** BEGIN EXTRACTED INFORMATION **
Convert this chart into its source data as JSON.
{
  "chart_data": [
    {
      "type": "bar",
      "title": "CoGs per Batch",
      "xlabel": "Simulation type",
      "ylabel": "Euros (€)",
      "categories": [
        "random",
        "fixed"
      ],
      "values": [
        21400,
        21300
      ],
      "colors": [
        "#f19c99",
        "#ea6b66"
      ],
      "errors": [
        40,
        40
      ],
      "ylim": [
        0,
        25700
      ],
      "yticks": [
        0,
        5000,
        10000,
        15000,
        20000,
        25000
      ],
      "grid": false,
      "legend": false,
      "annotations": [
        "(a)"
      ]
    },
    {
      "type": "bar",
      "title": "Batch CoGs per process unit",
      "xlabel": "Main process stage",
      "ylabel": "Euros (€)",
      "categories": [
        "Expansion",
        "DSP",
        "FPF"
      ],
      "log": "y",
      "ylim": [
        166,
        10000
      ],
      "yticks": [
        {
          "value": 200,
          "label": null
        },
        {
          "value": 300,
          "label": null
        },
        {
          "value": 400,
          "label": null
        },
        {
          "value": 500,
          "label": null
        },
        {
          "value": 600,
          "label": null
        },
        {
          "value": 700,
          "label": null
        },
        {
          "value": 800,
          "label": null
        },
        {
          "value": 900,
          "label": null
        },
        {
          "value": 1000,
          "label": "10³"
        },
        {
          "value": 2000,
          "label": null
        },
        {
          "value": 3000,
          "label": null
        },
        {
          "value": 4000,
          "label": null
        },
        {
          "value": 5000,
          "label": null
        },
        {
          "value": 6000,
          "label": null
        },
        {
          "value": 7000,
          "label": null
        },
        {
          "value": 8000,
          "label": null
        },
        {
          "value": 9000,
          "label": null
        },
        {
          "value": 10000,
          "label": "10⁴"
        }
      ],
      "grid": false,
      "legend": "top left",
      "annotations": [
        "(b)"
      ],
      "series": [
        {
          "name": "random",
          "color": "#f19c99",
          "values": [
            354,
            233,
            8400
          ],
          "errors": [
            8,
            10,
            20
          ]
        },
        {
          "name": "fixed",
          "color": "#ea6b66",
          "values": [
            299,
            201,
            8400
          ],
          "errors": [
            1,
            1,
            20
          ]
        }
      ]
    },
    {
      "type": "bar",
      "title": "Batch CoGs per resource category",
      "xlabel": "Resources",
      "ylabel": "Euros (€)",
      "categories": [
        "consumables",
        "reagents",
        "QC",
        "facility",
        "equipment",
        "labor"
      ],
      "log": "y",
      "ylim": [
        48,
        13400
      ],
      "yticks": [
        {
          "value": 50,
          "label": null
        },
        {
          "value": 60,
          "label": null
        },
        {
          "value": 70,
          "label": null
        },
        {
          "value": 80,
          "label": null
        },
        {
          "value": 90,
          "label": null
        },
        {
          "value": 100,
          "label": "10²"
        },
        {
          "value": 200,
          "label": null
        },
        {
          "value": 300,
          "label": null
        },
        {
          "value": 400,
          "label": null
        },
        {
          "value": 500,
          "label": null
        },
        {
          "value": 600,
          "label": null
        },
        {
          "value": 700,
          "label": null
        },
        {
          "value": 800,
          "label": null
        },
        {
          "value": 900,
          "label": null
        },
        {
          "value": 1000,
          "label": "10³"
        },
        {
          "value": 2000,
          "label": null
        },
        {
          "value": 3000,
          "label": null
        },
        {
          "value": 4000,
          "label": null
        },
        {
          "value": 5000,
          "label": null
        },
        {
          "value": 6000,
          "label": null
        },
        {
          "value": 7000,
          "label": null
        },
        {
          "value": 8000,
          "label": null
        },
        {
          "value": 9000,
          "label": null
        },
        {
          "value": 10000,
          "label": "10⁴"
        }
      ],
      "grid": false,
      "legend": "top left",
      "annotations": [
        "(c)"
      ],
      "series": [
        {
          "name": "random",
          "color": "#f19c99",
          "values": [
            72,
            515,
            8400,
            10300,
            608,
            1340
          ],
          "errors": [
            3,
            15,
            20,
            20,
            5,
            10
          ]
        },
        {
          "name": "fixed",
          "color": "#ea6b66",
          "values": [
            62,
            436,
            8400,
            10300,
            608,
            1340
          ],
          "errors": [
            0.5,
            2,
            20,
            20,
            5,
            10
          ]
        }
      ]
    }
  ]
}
** END EXTRACTED INFORMATION **
## [AIM]
Set down all of the records shown above once more, exactly.

## [THE OUTPUT]
Convert this chart into its source data as JSON.
{
  "chart_data": [
    {
      "type": "bar",
      "title": "CoGs per Batch",
      "xlabel": "Simulation type",
      "ylabel": "Euros (€)",
      "categories": [
        "random",
        "fixed"
      ],
      "values": [
        21400,
        21300
      ],
      "colors": [
        "#f19c99",
        "#ea6b66"
      ],
      "errors": [
        40,
        40
      ],
      "ylim": [
        0,
        25700
      ],
      "yticks": [
        0,
        5000,
        10000,
        15000,
        20000,
        25000
      ],
      "grid": false,
      "legend": false,
      "annotations": [
        "(a)"
      ]
    },
    {
      "type": "bar",
      "title": "Batch CoGs per process unit",
      "xlabel": "Main process stage",
      "ylabel": "Euros (€)",
      "categories": [
        "Expansion",
        "DSP",
        "FPF"
      ],
      "log": "y",
      "ylim": [
        166,
        10000
      ],
      "yticks": [
        {
          "value": 200,
          "label": null
        },
        {
          "value": 300,
          "label": null
        },
        {
          "value": 400,
          "label": null
        },
        {
          "value": 500,
          "label": null
        },
        {
          "value": 600,
          "label": null
        },
        {
          "value": 700,
          "label": null
        },
        {
          "value": 800,
          "label": null
        },
        {
          "value": 900,
          "label": null
        },
        {
          "value": 1000,
          "label": "10³"
        },
        {
          "value": 2000,
          "label": null
        },
        {
          "value": 3000,
          "label": null
        },
        {
          "value": 4000,
          "label": null
        },
        {
          "value": 5000,
          "label": null
        },
        {
          "value": 6000,
          "label": null
        },
        {
          "value": 7000,
          "label": null
        },
        {
          "value": 8000,
          "label": null
        },
        {
          "value": 9000,
          "label": null
        },
        {
          "value": 10000,
          "label": "10⁴"
        }
      ],
      "grid": false,
      "legend": "top left",
      "annotations": [
        "(b)"
      ],
      "series": [
        {
          "name": "random",
          "color": "#f19c99",
          "values": [
            354,
            233,
            8400
          ],
          "errors": [
            8,
            10,
            20
          ]
        },
        {
          "name": "fixed",
          "color": "#ea6b66",
          "values": [
            299,
            201,
            8400
          ],
          "errors": [
            1,
            1,
            20
          ]
        }
      ]
    },
    {
      "type": "bar",
      "title": "Batch CoGs per resource category",
      "xlabel": "Resources",
      "ylabel": "Euros (€)",
      "categories": [
        "consumables",
        "reagents",
        "QC",
        "facility",
        "equipment",
        "labor"
      ],
      "log": "y",
      "ylim": [
        48,
        13400
      ],
      "yticks": [
        {
          "value": 50,
          "label": null
        },
        {
          "value": 60,
          "label": null
        },
        {
          "value": 70,
          "label": null
        },
        {
          "value": 80,
          "label": null
        },
        {
          "value": 90,
          "label": null
        },
        {
          "value": 100,
          "label": "10²"
        },
        {
          "value": 200,
          "label": null
        },
        {
          "value": 300,
          "label": null
        },
        {
          "value": 400,
          "label": null
        },
        {
          "value": 500,
          "label": null
        },
        {
          "value": 600,
          "label": null
        },
        {
          "value": 700,
          "label": null
        },
        {
          "value": 800,
          "label": null
        },
        {
          "value": 900,
          "label": null
        },
        {
          "value": 1000,
          "label": "10³"
        },
        {
          "value": 2000,
          "label": null
        },
        {
          "value": 3000,
          "label": null
        },
        {
          "value": 4000,
          "label": null
        },
        {
          "value": 5000,
          "label": null
        },
        {
          "value": 6000,
          "label": null
        },
        {
          "value": 7000,
          "label": null
        },
        {
          "value": 8000,
          "label": null
        },
        {
          "value": 9000,
          "label": null
        },
        {
          "value": 10000,
          "label": "10⁴"
        }
      ],
      "grid": false,
      "legend": "top left",
      "annotations": [
        "(c)"
      ],
      "series": [
        {
          "name": "random",
          "color": "#f19c99",
          "values": [
            72,
            515,
            8400,
            10300,
            608,
            1340
          ],
          "errors": [
            3,
            15,
            20,
            20,
            5,
            10
          ]
        },
        {
          "name": "fixed",
          "color": "#ea6b66",
          "values": [
            62,
            436,
            8400,
            10300,
            608,
            1340
          ],
          "errors": [
            0.5,
            2,
            20,
            20,
            5,
            10
          ]
        }
      ]
    }
  ]
}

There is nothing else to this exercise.